---------- MATERIAL TO PROCESS ----------

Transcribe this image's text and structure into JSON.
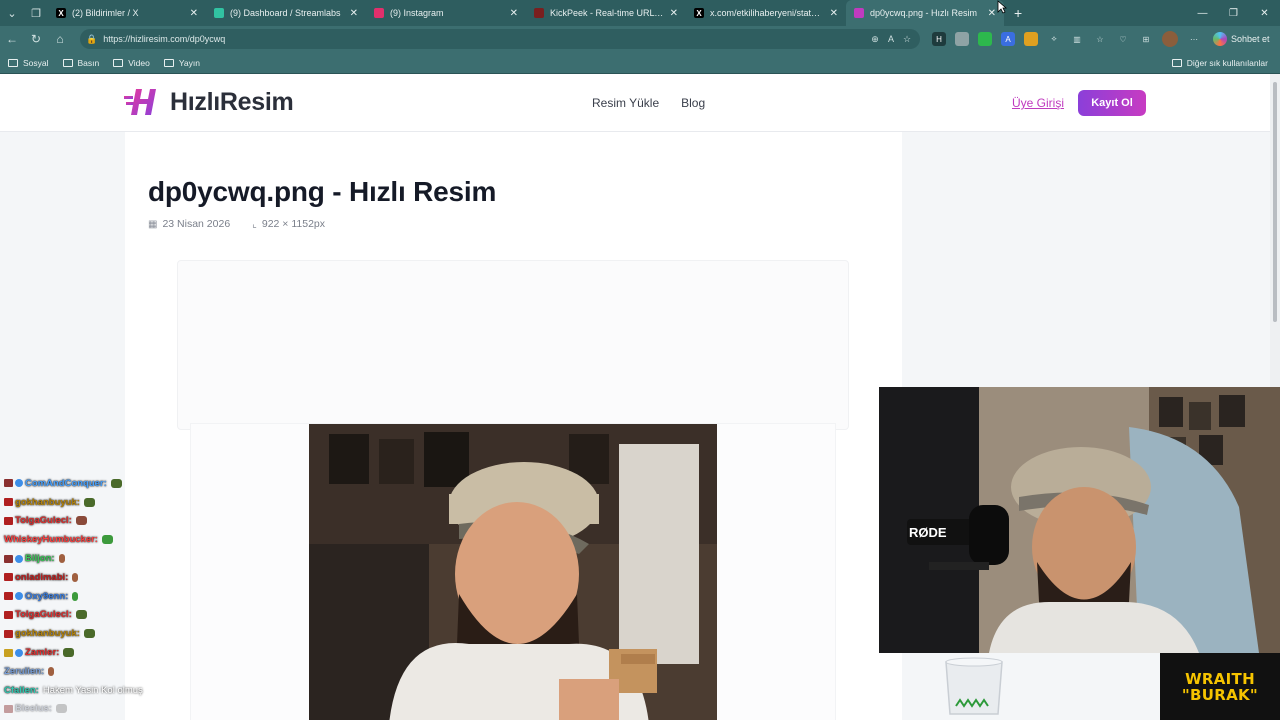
{
  "browser": {
    "tabs": [
      {
        "label": "(2) Bildirimler / X",
        "icon": "x-logo-icon",
        "color": "#000000",
        "active": false
      },
      {
        "label": "(9) Dashboard / Streamlabs",
        "icon": "streamlabs-icon",
        "color": "#31c3a2",
        "active": false
      },
      {
        "label": "(9) Instagram",
        "icon": "instagram-icon",
        "color": "#e1306c",
        "active": false
      },
      {
        "label": "KickPeek - Real-time URL Crawler",
        "icon": "kickpeek-icon",
        "color": "#7a1f1f",
        "active": false
      },
      {
        "label": "x.com/etkilihaberyeni/status/2047",
        "icon": "x-logo-icon",
        "color": "#000000",
        "active": false
      },
      {
        "label": "dp0ycwq.png - Hızlı Resim",
        "icon": "hizliresim-icon",
        "color": "#c03bbf",
        "active": true
      }
    ],
    "url": "https://hizliresim.com/dp0ycwq",
    "chat_button": "Sohbet et",
    "bookmarks": [
      "Sosyal",
      "Basın",
      "Video",
      "Yayın"
    ],
    "other_bookmarks": "Diğer sık kullanılanlar"
  },
  "site": {
    "logo_text": "HızlıResim",
    "nav": [
      "Resim Yükle",
      "Blog"
    ],
    "login": "Üye Girişi",
    "signup": "Kayıt Ol",
    "brand_color": "#c03bbf"
  },
  "image": {
    "title": "dp0ycwq.png - Hızlı Resim",
    "date": "23 Nisan 2026",
    "dimensions": "922 × 1152px"
  },
  "chat": [
    {
      "user": "ComAndConquer:",
      "color": "#4aa3ff",
      "msg": ""
    },
    {
      "user": "gokhanbuyuk:",
      "color": "#b8860b",
      "msg": ""
    },
    {
      "user": "TolgaGulecl:",
      "color": "#e03030",
      "msg": ""
    },
    {
      "user": "WhiskeyHumbucker:",
      "color": "#ff4040",
      "msg": ""
    },
    {
      "user": "Biljon:",
      "color": "#3cc85a",
      "msg": ""
    },
    {
      "user": "onladimabi:",
      "color": "#c02020",
      "msg": ""
    },
    {
      "user": "Oxy9enn:",
      "color": "#3a7ee0",
      "msg": ""
    },
    {
      "user": "TolgaGulecl:",
      "color": "#e03030",
      "msg": ""
    },
    {
      "user": "gokhanbuyuk:",
      "color": "#b8860b",
      "msg": ""
    },
    {
      "user": "Zamler:",
      "color": "#e03030",
      "msg": ""
    },
    {
      "user": "Zerulien:",
      "color": "#7aa0d8",
      "msg": ""
    },
    {
      "user": "Cfallen:",
      "color": "#2fc8b0",
      "msg": "Hakem Yasin Kol olmuş"
    },
    {
      "user": "Bleeius:",
      "color": "#9aa0b0",
      "msg": ""
    }
  ],
  "overlay": {
    "mic_brand": "RØDE",
    "badge_line1": "WRAITH",
    "badge_line2": "\"BURAK\""
  }
}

----------

## TASK DETAILS
Return all the entries word for word, but omit any pictures they contain.

## SOLUTION
Transcribe this image's text and structure into JSON.
{
  "browser": {
    "tabs": [
      {
        "label": "(2) Bildirimler / X",
        "icon": "x-logo-icon",
        "color": "#000000",
        "active": false
      },
      {
        "label": "(9) Dashboard / Streamlabs",
        "icon": "streamlabs-icon",
        "color": "#31c3a2",
        "active": false
      },
      {
        "label": "(9) Instagram",
        "icon": "instagram-icon",
        "color": "#e1306c",
        "active": false
      },
      {
        "label": "KickPeek - Real-time URL Crawler",
        "icon": "kickpeek-icon",
        "color": "#7a1f1f",
        "active": false
      },
      {
        "label": "x.com/etkilihaberyeni/status/2047",
        "icon": "x-logo-icon",
        "color": "#000000",
        "active": false
      },
      {
        "label": "dp0ycwq.png - Hızlı Resim",
        "icon": "hizliresim-icon",
        "color": "#c03bbf",
        "active": true
      }
    ],
    "url": "https://hizliresim.com/dp0ycwq",
    "chat_button": "Sohbet et",
    "bookmarks": [
      "Sosyal",
      "Basın",
      "Video",
      "Yayın"
    ],
    "other_bookmarks": "Diğer sık kullanılanlar"
  },
  "site": {
    "logo_text": "HızlıResim",
    "nav": [
      "Resim Yükle",
      "Blog"
    ],
    "login": "Üye Girişi",
    "signup": "Kayıt Ol",
    "brand_color": "#c03bbf"
  },
  "image": {
    "title": "dp0ycwq.png - Hızlı Resim",
    "date": "23 Nisan 2026",
    "dimensions": "922 × 1152px"
  },
  "chat": [
    {
      "user": "ComAndConquer:",
      "color": "#4aa3ff",
      "msg": ""
    },
    {
      "user": "gokhanbuyuk:",
      "color": "#b8860b",
      "msg": ""
    },
    {
      "user": "TolgaGulecl:",
      "color": "#e03030",
      "msg": ""
    },
    {
      "user": "WhiskeyHumbucker:",
      "color": "#ff4040",
      "msg": ""
    },
    {
      "user": "Biljon:",
      "color": "#3cc85a",
      "msg": ""
    },
    {
      "user": "onladimabi:",
      "color": "#c02020",
      "msg": ""
    },
    {
      "user": "Oxy9enn:",
      "color": "#3a7ee0",
      "msg": ""
    },
    {
      "user": "TolgaGulecl:",
      "color": "#e03030",
      "msg": ""
    },
    {
      "user": "gokhanbuyuk:",
      "color": "#b8860b",
      "msg": ""
    },
    {
      "user": "Zamler:",
      "color": "#e03030",
      "msg": ""
    },
    {
      "user": "Zerulien:",
      "color": "#7aa0d8",
      "msg": ""
    },
    {
      "user": "Cfallen:",
      "color": "#2fc8b0",
      "msg": "Hakem Yasin Kol olmuş"
    },
    {
      "user": "Bleeius:",
      "color": "#9aa0b0",
      "msg": ""
    }
  ],
  "overlay": {
    "mic_brand": "RØDE",
    "badge_line1": "WRAITH",
    "badge_line2": "\"BURAK\""
  }
}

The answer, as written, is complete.